Task to complete → Your task is to output the data exactly as it stands.

Items listed in a dataset →
╭──

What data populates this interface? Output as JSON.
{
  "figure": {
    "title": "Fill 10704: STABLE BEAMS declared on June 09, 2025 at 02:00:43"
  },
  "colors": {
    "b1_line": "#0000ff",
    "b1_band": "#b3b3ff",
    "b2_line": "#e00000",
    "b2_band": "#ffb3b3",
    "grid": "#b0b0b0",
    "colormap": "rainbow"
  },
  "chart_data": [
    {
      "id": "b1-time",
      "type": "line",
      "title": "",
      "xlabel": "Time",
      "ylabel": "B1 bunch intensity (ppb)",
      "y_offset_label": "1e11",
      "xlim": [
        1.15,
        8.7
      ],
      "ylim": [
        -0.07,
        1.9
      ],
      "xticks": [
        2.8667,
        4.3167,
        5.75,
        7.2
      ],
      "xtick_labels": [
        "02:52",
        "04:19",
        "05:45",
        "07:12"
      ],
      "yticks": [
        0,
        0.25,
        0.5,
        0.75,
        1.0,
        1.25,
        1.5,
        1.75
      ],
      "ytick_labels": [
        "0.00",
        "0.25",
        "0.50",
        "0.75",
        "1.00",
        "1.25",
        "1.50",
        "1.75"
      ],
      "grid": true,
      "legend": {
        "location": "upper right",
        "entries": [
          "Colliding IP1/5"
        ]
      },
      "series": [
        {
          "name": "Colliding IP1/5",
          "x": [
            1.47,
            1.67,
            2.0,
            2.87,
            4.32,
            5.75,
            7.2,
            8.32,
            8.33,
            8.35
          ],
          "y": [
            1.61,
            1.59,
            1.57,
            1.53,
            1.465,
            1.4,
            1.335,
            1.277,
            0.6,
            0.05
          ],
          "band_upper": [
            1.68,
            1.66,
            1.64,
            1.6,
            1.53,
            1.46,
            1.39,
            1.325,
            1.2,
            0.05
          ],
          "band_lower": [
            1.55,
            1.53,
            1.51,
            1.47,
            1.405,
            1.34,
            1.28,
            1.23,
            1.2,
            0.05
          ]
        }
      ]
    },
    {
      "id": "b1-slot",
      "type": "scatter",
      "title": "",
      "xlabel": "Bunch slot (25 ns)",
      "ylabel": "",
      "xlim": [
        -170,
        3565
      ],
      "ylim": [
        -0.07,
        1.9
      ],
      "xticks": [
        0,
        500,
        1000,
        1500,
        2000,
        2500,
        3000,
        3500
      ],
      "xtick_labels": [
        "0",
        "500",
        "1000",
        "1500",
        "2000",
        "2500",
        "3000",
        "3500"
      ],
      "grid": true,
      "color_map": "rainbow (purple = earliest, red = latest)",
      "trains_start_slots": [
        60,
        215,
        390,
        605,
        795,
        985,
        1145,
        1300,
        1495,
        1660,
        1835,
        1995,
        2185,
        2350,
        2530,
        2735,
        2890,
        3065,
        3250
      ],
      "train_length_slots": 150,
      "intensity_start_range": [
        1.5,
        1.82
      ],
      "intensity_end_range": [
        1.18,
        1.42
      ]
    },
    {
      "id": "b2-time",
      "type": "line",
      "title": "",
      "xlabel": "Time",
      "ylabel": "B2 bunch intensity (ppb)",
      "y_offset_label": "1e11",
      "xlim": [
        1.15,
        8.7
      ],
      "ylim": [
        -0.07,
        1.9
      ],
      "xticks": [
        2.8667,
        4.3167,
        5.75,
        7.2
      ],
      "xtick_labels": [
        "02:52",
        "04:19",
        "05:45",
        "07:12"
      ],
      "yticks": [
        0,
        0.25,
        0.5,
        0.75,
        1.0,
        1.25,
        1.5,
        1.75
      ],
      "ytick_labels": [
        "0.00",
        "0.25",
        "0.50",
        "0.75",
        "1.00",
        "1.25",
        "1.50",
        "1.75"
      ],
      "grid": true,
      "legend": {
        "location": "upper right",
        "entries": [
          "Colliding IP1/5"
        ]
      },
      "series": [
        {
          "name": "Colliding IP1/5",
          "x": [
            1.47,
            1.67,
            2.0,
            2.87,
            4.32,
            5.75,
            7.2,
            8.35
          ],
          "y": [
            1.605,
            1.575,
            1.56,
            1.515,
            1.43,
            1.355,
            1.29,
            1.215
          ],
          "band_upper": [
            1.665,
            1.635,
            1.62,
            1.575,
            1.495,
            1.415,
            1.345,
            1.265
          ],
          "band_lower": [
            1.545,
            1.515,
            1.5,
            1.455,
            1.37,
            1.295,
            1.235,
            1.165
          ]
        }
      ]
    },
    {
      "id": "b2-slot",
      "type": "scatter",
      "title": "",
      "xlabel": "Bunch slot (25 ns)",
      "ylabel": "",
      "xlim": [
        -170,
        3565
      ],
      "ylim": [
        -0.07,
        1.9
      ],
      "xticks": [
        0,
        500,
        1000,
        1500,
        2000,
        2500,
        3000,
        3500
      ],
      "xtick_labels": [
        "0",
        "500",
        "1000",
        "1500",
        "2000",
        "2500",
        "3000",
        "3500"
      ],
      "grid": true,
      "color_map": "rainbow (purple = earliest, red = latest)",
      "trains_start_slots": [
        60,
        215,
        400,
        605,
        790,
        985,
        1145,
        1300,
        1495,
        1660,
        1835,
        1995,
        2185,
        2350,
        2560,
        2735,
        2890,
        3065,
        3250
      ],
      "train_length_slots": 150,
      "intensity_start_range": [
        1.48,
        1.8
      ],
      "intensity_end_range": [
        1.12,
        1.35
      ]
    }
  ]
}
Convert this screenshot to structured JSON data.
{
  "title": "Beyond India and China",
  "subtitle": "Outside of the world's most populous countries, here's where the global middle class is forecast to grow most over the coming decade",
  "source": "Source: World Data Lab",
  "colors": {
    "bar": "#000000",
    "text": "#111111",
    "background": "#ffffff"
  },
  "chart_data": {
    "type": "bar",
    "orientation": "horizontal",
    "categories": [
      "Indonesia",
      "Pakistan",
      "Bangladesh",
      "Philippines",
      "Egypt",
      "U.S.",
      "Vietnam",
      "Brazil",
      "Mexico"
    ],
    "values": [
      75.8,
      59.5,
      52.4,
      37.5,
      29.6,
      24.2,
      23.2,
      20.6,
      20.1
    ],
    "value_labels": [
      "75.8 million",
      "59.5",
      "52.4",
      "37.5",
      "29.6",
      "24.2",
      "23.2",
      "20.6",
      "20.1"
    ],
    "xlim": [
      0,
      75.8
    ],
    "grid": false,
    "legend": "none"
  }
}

╰──

The result →
What data populates this interface? Output as JSON.
{
  "figure": {
    "title": "Fill 10704: STABLE BEAMS declared on June 09, 2025 at 02:00:43"
  },
  "colors": {
    "b1_line": "#0000ff",
    "b1_band": "#b3b3ff",
    "b2_line": "#e00000",
    "b2_band": "#ffb3b3",
    "grid": "#b0b0b0",
    "colormap": "rainbow"
  },
  "chart_data": [
    {
      "id": "b1-time",
      "type": "line",
      "title": "",
      "xlabel": "Time",
      "ylabel": "B1 bunch intensity (ppb)",
      "y_offset_label": "1e11",
      "xlim": [
        1.15,
        8.7
      ],
      "ylim": [
        -0.07,
        1.9
      ],
      "xticks": [
        2.8667,
        4.3167,
        5.75,
        7.2
      ],
      "xtick_labels": [
        "02:52",
        "04:19",
        "05:45",
        "07:12"
      ],
      "yticks": [
        0,
        0.25,
        0.5,
        0.75,
        1.0,
        1.25,
        1.5,
        1.75
      ],
      "ytick_labels": [
        "0.00",
        "0.25",
        "0.50",
        "0.75",
        "1.00",
        "1.25",
        "1.50",
        "1.75"
      ],
      "grid": true,
      "legend": {
        "location": "upper right",
        "entries": [
          "Colliding IP1/5"
        ]
      },
      "series": [
        {
          "name": "Colliding IP1/5",
          "x": [
            1.47,
            1.67,
            2.0,
            2.87,
            4.32,
            5.75,
            7.2,
            8.32,
            8.33,
            8.35
          ],
          "y": [
            1.61,
            1.59,
            1.57,
            1.53,
            1.465,
            1.4,
            1.335,
            1.277,
            0.6,
            0.05
          ],
          "band_upper": [
            1.68,
            1.66,
            1.64,
            1.6,
            1.53,
            1.46,
            1.39,
            1.325,
            1.2,
            0.05
          ],
          "band_lower": [
            1.55,
            1.53,
            1.51,
            1.47,
            1.405,
            1.34,
            1.28,
            1.23,
            1.2,
            0.05
          ]
        }
      ]
    },
    {
      "id": "b1-slot",
      "type": "scatter",
      "title": "",
      "xlabel": "Bunch slot (25 ns)",
      "ylabel": "",
      "xlim": [
        -170,
        3565
      ],
      "ylim": [
        -0.07,
        1.9
      ],
      "xticks": [
        0,
        500,
        1000,
        1500,
        2000,
        2500,
        3000,
        3500
      ],
      "xtick_labels": [
        "0",
        "500",
        "1000",
        "1500",
        "2000",
        "2500",
        "3000",
        "3500"
      ],
      "grid": true,
      "color_map": "rainbow (purple = earliest, red = latest)",
      "trains_start_slots": [
        60,
        215,
        390,
        605,
        795,
        985,
        1145,
        1300,
        1495,
        1660,
        1835,
        1995,
        2185,
        2350,
        2530,
        2735,
        2890,
        3065,
        3250
      ],
      "train_length_slots": 150,
      "intensity_start_range": [
        1.5,
        1.82
      ],
      "intensity_end_range": [
        1.18,
        1.42
      ]
    },
    {
      "id": "b2-time",
      "type": "line",
      "title": "",
      "xlabel": "Time",
      "ylabel": "B2 bunch intensity (ppb)",
      "y_offset_label": "1e11",
      "xlim": [
        1.15,
        8.7
      ],
      "ylim": [
        -0.07,
        1.9
      ],
      "xticks": [
        2.8667,
        4.3167,
        5.75,
        7.2
      ],
      "xtick_labels": [
        "02:52",
        "04:19",
        "05:45",
        "07:12"
      ],
      "yticks": [
        0,
        0.25,
        0.5,
        0.75,
        1.0,
        1.25,
        1.5,
        1.75
      ],
      "ytick_labels": [
        "0.00",
        "0.25",
        "0.50",
        "0.75",
        "1.00",
        "1.25",
        "1.50",
        "1.75"
      ],
      "grid": true,
      "legend": {
        "location": "upper right",
        "entries": [
          "Colliding IP1/5"
        ]
      },
      "series": [
        {
          "name": "Colliding IP1/5",
          "x": [
            1.47,
            1.67,
            2.0,
            2.87,
            4.32,
            5.75,
            7.2,
            8.35
          ],
          "y": [
            1.605,
            1.575,
            1.56,
            1.515,
            1.43,
            1.355,
            1.29,
            1.215
          ],
          "band_upper": [
            1.665,
            1.635,
            1.62,
            1.575,
            1.495,
            1.415,
            1.345,
            1.265
          ],
          "band_lower": [
            1.545,
            1.515,
            1.5,
            1.455,
            1.37,
            1.295,
            1.235,
            1.165
          ]
        }
      ]
    },
    {
      "id": "b2-slot",
      "type": "scatter",
      "title": "",
      "xlabel": "Bunch slot (25 ns)",
      "ylabel": "",
      "xlim": [
        -170,
        3565
      ],
      "ylim": [
        -0.07,
        1.9
      ],
      "xticks": [
        0,
        500,
        1000,
        1500,
        2000,
        2500,
        3000,
        3500
      ],
      "xtick_labels": [
        "0",
        "500",
        "1000",
        "1500",
        "2000",
        "2500",
        "3000",
        "3500"
      ],
      "grid": true,
      "color_map": "rainbow (purple = earliest, red = latest)",
      "trains_start_slots": [
        60,
        215,
        400,
        605,
        790,
        985,
        1145,
        1300,
        1495,
        1660,
        1835,
        1995,
        2185,
        2350,
        2560,
        2735,
        2890,
        3065,
        3250
      ],
      "train_length_slots": 150,
      "intensity_start_range": [
        1.48,
        1.8
      ],
      "intensity_end_range": [
        1.12,
        1.35
      ]
    }
  ]
}
Convert this screenshot to structured JSON data.
{
  "title": "Beyond India and China",
  "subtitle": "Outside of the world's most populous countries, here's where the global middle class is forecast to grow most over the coming decade",
  "source": "Source: World Data Lab",
  "colors": {
    "bar": "#000000",
    "text": "#111111",
    "background": "#ffffff"
  },
  "chart_data": {
    "type": "bar",
    "orientation": "horizontal",
    "categories": [
      "Indonesia",
      "Pakistan",
      "Bangladesh",
      "Philippines",
      "Egypt",
      "U.S.",
      "Vietnam",
      "Brazil",
      "Mexico"
    ],
    "values": [
      75.8,
      59.5,
      52.4,
      37.5,
      29.6,
      24.2,
      23.2,
      20.6,
      20.1
    ],
    "value_labels": [
      "75.8 million",
      "59.5",
      "52.4",
      "37.5",
      "29.6",
      "24.2",
      "23.2",
      "20.6",
      "20.1"
    ],
    "xlim": [
      0,
      75.8
    ],
    "grid": false,
    "legend": "none"
  }
}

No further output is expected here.